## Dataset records
>>>>
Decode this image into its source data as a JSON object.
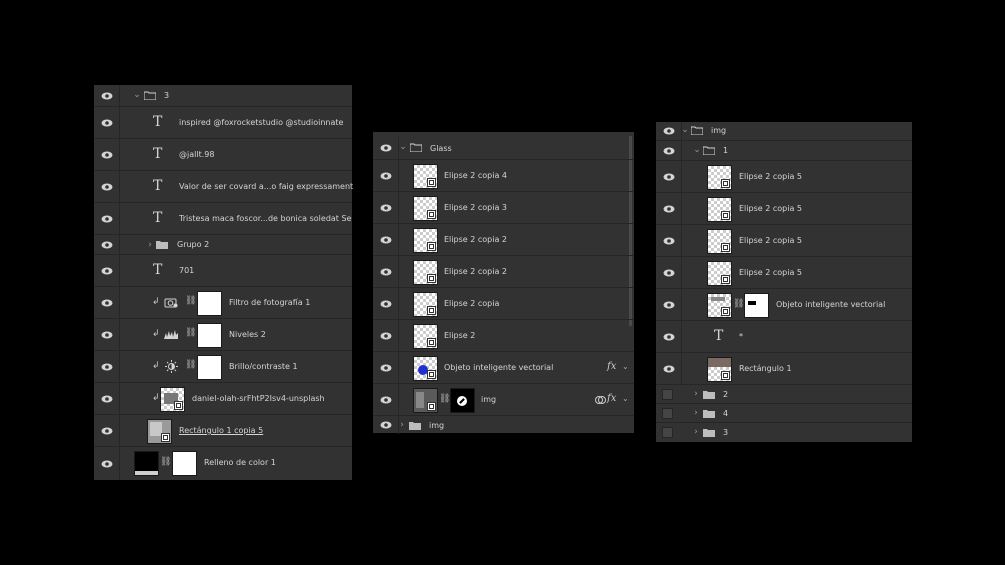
{
  "panel_left": {
    "group_name": "3",
    "layers": [
      {
        "type": "text",
        "name": "inspired @foxrocketstudio @studioinnate"
      },
      {
        "type": "text",
        "name": "@jallt.98"
      },
      {
        "type": "text",
        "name": "Valor de ser covard a...o faig expressament"
      },
      {
        "type": "text",
        "name": "Tristesa maca foscor...de bonica soledat Se"
      },
      {
        "type": "group",
        "name": "Grupo 2"
      },
      {
        "type": "text",
        "name": "701"
      },
      {
        "type": "adjust",
        "name": "Filtro de fotografía 1",
        "icon": "camera-filter-icon"
      },
      {
        "type": "adjust",
        "name": "Niveles 2",
        "icon": "levels-icon"
      },
      {
        "type": "adjust",
        "name": "Brillo/contraste 1",
        "icon": "brightness-icon"
      },
      {
        "type": "image",
        "name": "daniel-olah-srFhtP2Isv4-unsplash"
      },
      {
        "type": "smart",
        "name": "Rectángulo 1 copia 5"
      },
      {
        "type": "fill",
        "name": "Relleno de color 1"
      }
    ]
  },
  "panel_middle": {
    "group_name": "Glass",
    "layers": [
      {
        "name": "Elipse 2 copia 4"
      },
      {
        "name": "Elipse 2 copia 3"
      },
      {
        "name": "Elipse 2 copia 2"
      },
      {
        "name": "Elipse 2 copia 2"
      },
      {
        "name": "Elipse 2 copia"
      },
      {
        "name": "Elipse 2"
      },
      {
        "name": "Objeto inteligente vectorial",
        "fx": "fx"
      },
      {
        "name": "img",
        "fx": "fx"
      }
    ],
    "bottom_group": "img"
  },
  "panel_right": {
    "group_name": "img",
    "subgroup_name": "1",
    "layers": [
      {
        "name": "Elipse 2 copia 5"
      },
      {
        "name": "Elipse 2 copia 5"
      },
      {
        "name": "Elipse 2 copia 5"
      },
      {
        "name": "Elipse 2 copia 5"
      },
      {
        "name": "Objeto inteligente vectorial"
      },
      {
        "name": "*"
      },
      {
        "name": "Rectángulo 1"
      }
    ],
    "hidden_groups": [
      "2",
      "4",
      "3"
    ]
  },
  "icons": {
    "eye": "eye-icon",
    "folder": "folder-icon",
    "chevron": "chevron-icon",
    "link": "link-icon",
    "clip": "clipping-arrow-icon"
  }
}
<<<<
## The task
Reproduce the whole listing exactly, but not the images in it.

## Worked answer
Decode this image into its source data as a JSON object.
{
  "panel_left": {
    "group_name": "3",
    "layers": [
      {
        "type": "text",
        "name": "inspired @foxrocketstudio @studioinnate"
      },
      {
        "type": "text",
        "name": "@jallt.98"
      },
      {
        "type": "text",
        "name": "Valor de ser covard a...o faig expressament"
      },
      {
        "type": "text",
        "name": "Tristesa maca foscor...de bonica soledat Se"
      },
      {
        "type": "group",
        "name": "Grupo 2"
      },
      {
        "type": "text",
        "name": "701"
      },
      {
        "type": "adjust",
        "name": "Filtro de fotografía 1",
        "icon": "camera-filter-icon"
      },
      {
        "type": "adjust",
        "name": "Niveles 2",
        "icon": "levels-icon"
      },
      {
        "type": "adjust",
        "name": "Brillo/contraste 1",
        "icon": "brightness-icon"
      },
      {
        "type": "image",
        "name": "daniel-olah-srFhtP2Isv4-unsplash"
      },
      {
        "type": "smart",
        "name": "Rectángulo 1 copia 5"
      },
      {
        "type": "fill",
        "name": "Relleno de color 1"
      }
    ]
  },
  "panel_middle": {
    "group_name": "Glass",
    "layers": [
      {
        "name": "Elipse 2 copia 4"
      },
      {
        "name": "Elipse 2 copia 3"
      },
      {
        "name": "Elipse 2 copia 2"
      },
      {
        "name": "Elipse 2 copia 2"
      },
      {
        "name": "Elipse 2 copia"
      },
      {
        "name": "Elipse 2"
      },
      {
        "name": "Objeto inteligente vectorial",
        "fx": "fx"
      },
      {
        "name": "img",
        "fx": "fx"
      }
    ],
    "bottom_group": "img"
  },
  "panel_right": {
    "group_name": "img",
    "subgroup_name": "1",
    "layers": [
      {
        "name": "Elipse 2 copia 5"
      },
      {
        "name": "Elipse 2 copia 5"
      },
      {
        "name": "Elipse 2 copia 5"
      },
      {
        "name": "Elipse 2 copia 5"
      },
      {
        "name": "Objeto inteligente vectorial"
      },
      {
        "name": "*"
      },
      {
        "name": "Rectángulo 1"
      }
    ],
    "hidden_groups": [
      "2",
      "4",
      "3"
    ]
  },
  "icons": {
    "eye": "eye-icon",
    "folder": "folder-icon",
    "chevron": "chevron-icon",
    "link": "link-icon",
    "clip": "clipping-arrow-icon"
  }
}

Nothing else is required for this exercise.